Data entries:

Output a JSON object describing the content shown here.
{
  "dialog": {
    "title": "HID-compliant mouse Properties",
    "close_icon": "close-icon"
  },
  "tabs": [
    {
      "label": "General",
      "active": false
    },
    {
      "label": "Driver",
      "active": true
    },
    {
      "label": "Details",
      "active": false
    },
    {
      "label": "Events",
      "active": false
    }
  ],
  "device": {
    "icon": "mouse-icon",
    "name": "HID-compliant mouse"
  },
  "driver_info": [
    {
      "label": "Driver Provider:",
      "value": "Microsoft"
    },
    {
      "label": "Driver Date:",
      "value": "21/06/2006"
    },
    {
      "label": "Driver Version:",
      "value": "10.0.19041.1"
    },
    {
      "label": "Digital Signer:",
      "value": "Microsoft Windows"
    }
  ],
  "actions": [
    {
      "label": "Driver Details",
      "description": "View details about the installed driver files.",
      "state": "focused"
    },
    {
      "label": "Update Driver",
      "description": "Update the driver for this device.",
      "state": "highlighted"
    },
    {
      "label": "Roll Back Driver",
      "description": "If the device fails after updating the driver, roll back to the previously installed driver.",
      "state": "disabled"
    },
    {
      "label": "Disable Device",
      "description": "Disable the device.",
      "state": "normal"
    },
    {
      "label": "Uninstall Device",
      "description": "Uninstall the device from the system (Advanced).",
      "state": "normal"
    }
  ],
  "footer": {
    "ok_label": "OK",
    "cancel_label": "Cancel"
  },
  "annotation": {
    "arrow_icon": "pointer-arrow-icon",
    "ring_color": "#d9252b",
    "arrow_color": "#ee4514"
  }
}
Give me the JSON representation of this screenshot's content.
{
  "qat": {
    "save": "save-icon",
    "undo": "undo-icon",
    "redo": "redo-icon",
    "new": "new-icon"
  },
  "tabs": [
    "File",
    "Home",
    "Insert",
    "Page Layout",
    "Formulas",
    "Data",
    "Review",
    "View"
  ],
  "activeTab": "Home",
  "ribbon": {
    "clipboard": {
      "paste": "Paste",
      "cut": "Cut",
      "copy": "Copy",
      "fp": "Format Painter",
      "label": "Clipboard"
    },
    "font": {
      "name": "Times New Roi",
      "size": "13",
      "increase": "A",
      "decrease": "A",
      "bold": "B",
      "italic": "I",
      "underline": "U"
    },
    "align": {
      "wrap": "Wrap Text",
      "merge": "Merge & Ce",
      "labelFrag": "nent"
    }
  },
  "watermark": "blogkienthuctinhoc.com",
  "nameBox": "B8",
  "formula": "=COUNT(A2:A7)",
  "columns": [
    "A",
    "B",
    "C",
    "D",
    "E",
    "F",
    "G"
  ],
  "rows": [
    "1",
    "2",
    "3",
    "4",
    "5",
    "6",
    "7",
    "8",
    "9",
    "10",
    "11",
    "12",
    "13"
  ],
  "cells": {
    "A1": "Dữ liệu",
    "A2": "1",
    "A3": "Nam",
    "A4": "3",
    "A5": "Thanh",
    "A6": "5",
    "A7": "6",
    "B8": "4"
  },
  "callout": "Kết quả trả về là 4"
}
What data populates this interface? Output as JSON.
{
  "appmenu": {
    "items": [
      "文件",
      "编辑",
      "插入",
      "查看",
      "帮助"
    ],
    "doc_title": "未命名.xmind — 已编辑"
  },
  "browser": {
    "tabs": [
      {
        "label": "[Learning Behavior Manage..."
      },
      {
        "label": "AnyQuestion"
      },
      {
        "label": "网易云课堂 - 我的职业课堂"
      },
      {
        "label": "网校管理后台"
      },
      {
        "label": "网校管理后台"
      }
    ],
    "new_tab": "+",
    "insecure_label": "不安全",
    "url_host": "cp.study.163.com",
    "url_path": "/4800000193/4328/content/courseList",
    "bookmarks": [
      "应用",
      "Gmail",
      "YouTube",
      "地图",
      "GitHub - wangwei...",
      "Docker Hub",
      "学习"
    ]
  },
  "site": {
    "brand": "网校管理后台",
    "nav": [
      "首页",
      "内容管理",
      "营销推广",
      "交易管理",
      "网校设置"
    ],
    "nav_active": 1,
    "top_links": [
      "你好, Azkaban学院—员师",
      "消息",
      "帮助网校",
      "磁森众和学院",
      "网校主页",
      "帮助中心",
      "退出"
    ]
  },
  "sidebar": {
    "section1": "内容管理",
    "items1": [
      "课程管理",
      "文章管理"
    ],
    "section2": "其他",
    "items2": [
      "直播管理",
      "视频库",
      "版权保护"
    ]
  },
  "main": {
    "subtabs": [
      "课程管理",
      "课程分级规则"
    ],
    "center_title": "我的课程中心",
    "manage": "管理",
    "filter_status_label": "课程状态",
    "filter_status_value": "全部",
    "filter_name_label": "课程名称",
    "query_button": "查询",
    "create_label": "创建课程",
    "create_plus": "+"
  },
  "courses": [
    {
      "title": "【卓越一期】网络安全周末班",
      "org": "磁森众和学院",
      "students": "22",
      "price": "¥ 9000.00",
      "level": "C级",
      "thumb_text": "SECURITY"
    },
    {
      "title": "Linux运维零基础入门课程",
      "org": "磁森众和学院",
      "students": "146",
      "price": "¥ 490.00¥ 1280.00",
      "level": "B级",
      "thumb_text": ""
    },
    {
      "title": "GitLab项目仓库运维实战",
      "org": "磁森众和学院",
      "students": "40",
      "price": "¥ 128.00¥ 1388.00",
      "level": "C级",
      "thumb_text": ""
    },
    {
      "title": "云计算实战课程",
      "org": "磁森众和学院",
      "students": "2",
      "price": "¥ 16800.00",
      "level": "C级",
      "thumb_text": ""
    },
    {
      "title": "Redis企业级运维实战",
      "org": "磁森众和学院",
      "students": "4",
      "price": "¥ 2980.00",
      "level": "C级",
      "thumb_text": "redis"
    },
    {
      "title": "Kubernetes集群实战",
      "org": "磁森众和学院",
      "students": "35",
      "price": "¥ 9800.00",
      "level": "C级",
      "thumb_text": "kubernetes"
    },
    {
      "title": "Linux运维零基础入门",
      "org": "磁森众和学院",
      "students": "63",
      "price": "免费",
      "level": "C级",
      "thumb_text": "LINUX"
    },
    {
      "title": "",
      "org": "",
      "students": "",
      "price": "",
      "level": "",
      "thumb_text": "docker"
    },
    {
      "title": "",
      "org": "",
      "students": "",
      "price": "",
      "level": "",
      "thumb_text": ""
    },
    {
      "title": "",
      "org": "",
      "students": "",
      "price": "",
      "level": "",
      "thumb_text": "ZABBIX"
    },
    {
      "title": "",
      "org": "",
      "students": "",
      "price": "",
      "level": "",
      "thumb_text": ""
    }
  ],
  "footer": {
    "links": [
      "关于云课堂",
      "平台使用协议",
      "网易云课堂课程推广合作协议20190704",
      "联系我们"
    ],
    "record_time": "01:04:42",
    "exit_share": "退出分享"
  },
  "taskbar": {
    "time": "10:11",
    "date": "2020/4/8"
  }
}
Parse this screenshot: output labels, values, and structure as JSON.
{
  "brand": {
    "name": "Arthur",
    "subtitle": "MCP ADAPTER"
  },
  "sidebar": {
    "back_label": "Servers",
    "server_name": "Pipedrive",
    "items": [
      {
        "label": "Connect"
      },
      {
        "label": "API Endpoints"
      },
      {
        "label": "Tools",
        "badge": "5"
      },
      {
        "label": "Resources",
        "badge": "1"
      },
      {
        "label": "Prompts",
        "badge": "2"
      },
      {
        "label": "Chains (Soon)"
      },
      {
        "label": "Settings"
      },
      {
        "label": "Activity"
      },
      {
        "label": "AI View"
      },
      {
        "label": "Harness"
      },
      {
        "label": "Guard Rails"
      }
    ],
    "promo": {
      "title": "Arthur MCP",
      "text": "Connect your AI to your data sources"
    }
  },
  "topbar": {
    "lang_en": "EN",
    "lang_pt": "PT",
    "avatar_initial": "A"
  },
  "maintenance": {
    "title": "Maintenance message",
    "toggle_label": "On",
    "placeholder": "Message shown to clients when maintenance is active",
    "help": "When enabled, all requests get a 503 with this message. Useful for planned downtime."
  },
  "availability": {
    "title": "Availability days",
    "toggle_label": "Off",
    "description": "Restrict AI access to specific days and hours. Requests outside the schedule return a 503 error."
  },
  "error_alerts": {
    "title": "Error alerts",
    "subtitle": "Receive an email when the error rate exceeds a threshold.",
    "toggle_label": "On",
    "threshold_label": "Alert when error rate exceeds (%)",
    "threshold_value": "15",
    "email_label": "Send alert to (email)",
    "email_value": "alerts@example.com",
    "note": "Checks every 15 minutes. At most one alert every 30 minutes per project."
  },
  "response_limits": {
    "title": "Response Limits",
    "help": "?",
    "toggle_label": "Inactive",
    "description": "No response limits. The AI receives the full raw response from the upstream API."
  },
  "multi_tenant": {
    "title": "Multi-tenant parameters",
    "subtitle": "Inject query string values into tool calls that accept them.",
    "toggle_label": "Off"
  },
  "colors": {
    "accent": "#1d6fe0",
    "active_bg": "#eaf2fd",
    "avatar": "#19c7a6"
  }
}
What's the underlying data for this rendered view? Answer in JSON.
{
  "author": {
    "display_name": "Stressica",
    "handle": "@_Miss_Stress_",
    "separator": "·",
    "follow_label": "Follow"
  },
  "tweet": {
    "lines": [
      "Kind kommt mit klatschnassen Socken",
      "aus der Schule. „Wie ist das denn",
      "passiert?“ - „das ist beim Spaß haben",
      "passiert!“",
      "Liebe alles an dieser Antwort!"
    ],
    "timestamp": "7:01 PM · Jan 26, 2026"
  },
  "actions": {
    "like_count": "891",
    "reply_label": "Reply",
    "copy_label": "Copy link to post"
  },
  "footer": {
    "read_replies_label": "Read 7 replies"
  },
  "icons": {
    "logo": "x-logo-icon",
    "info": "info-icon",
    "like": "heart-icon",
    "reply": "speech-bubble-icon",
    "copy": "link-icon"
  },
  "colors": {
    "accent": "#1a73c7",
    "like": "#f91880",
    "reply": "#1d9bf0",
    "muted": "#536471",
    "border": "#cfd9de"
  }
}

Task ▸
Return each line among the entries that holds the word "values".

Solution to this task ▸
Parse this screenshot: output labels, values, and structure as JSON.
    "subtitle": "Inject query string values into tool calls that accept them.",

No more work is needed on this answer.